Tally every line of the listing where the string "piernas" is found, and state the total alone.

== Records supplied ==

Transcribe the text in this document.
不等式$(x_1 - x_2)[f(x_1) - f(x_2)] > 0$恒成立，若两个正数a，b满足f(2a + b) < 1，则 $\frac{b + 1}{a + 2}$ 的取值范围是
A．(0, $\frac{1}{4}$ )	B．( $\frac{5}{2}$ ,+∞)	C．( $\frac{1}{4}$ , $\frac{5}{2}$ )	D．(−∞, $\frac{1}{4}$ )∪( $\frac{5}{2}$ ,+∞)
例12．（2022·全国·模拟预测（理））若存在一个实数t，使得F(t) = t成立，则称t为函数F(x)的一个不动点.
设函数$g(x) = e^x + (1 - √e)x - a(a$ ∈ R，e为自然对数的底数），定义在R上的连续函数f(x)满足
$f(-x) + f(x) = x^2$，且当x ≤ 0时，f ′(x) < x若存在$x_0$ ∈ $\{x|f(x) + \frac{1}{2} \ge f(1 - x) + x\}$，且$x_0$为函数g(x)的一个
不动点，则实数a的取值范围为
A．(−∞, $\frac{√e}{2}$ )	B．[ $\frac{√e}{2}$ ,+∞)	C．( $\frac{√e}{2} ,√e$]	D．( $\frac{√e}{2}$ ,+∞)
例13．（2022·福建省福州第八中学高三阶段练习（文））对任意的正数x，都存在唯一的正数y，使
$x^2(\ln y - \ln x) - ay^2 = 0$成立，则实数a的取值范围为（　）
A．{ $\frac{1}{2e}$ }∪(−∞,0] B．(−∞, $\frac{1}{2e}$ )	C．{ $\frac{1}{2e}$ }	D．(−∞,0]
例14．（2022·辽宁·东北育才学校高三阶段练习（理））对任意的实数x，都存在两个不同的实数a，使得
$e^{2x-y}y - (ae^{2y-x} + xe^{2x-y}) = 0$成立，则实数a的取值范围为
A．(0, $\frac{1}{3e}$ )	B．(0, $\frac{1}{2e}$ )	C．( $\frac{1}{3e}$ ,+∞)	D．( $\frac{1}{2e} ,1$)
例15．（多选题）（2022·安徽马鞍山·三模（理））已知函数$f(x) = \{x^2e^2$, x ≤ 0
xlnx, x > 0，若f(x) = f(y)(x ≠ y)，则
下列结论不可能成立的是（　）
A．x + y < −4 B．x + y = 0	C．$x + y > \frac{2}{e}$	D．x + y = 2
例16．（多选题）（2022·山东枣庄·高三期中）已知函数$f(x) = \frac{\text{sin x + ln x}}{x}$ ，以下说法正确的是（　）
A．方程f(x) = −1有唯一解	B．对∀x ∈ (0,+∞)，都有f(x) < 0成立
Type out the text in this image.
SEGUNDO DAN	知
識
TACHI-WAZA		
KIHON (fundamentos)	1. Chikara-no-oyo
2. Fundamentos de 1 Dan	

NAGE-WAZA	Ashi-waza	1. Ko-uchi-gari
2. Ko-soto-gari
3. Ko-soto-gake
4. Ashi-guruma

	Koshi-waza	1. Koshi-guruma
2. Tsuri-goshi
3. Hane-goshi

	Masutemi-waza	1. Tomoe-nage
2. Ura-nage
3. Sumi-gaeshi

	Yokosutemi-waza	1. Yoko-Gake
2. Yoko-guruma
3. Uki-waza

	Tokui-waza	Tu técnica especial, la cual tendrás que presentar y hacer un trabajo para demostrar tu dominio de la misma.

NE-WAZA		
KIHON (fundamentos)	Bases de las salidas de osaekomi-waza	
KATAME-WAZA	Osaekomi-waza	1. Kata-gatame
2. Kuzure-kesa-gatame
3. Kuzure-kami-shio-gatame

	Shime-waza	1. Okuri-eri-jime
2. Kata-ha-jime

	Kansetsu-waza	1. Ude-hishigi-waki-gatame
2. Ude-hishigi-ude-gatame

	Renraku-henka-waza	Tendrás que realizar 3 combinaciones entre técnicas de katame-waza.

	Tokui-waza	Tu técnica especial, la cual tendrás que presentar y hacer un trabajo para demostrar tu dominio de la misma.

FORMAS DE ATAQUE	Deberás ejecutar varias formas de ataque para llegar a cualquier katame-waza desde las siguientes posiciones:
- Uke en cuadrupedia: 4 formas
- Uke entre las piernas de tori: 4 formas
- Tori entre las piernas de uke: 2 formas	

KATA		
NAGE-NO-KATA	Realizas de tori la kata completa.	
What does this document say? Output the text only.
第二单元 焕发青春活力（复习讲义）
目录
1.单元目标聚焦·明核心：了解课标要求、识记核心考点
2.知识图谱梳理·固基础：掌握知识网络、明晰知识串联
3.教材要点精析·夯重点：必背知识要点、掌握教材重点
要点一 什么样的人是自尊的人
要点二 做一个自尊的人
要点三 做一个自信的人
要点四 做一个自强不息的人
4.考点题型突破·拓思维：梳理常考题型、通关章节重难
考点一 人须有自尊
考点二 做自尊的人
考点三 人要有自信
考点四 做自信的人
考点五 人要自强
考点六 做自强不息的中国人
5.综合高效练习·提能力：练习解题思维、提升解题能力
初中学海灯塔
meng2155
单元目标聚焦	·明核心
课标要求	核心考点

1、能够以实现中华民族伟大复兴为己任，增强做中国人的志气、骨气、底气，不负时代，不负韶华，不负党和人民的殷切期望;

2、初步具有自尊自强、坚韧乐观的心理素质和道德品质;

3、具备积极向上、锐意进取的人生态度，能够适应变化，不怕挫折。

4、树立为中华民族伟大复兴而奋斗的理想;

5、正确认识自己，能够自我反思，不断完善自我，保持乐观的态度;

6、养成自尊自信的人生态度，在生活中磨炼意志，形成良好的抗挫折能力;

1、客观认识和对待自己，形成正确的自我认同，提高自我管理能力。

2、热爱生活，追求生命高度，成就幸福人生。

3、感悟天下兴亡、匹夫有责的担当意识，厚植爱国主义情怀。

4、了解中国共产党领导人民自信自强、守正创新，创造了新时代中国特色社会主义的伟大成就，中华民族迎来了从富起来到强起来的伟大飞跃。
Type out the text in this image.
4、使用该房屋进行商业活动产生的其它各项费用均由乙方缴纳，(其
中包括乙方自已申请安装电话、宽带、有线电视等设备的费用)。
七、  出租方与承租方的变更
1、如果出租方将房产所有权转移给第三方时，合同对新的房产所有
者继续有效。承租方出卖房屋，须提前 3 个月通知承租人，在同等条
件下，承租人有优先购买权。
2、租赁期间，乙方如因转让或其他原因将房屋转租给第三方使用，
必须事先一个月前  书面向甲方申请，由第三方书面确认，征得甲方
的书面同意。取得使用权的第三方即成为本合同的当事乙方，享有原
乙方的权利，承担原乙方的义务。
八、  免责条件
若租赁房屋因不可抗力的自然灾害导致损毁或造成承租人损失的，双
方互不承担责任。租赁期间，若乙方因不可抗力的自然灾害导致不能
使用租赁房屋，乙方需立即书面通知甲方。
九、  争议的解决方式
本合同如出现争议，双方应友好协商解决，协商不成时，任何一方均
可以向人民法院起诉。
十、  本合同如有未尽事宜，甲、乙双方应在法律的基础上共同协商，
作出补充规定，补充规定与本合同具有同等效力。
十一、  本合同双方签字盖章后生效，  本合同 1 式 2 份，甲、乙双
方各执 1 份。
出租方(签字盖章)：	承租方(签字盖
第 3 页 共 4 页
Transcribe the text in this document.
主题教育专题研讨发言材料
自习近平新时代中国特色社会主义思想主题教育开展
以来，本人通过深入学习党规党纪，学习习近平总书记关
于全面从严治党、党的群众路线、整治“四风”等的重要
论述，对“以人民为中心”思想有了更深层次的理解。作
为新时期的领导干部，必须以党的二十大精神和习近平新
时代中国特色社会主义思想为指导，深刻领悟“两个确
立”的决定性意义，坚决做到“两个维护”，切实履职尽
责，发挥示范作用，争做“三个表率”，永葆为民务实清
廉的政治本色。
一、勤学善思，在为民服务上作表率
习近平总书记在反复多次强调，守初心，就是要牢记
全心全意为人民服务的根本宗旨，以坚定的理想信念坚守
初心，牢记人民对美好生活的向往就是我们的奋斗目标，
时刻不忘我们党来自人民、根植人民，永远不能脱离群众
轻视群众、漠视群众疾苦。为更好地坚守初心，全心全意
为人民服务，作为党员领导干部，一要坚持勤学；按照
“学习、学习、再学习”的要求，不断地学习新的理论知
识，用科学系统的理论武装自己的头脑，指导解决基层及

===

● Task answer
2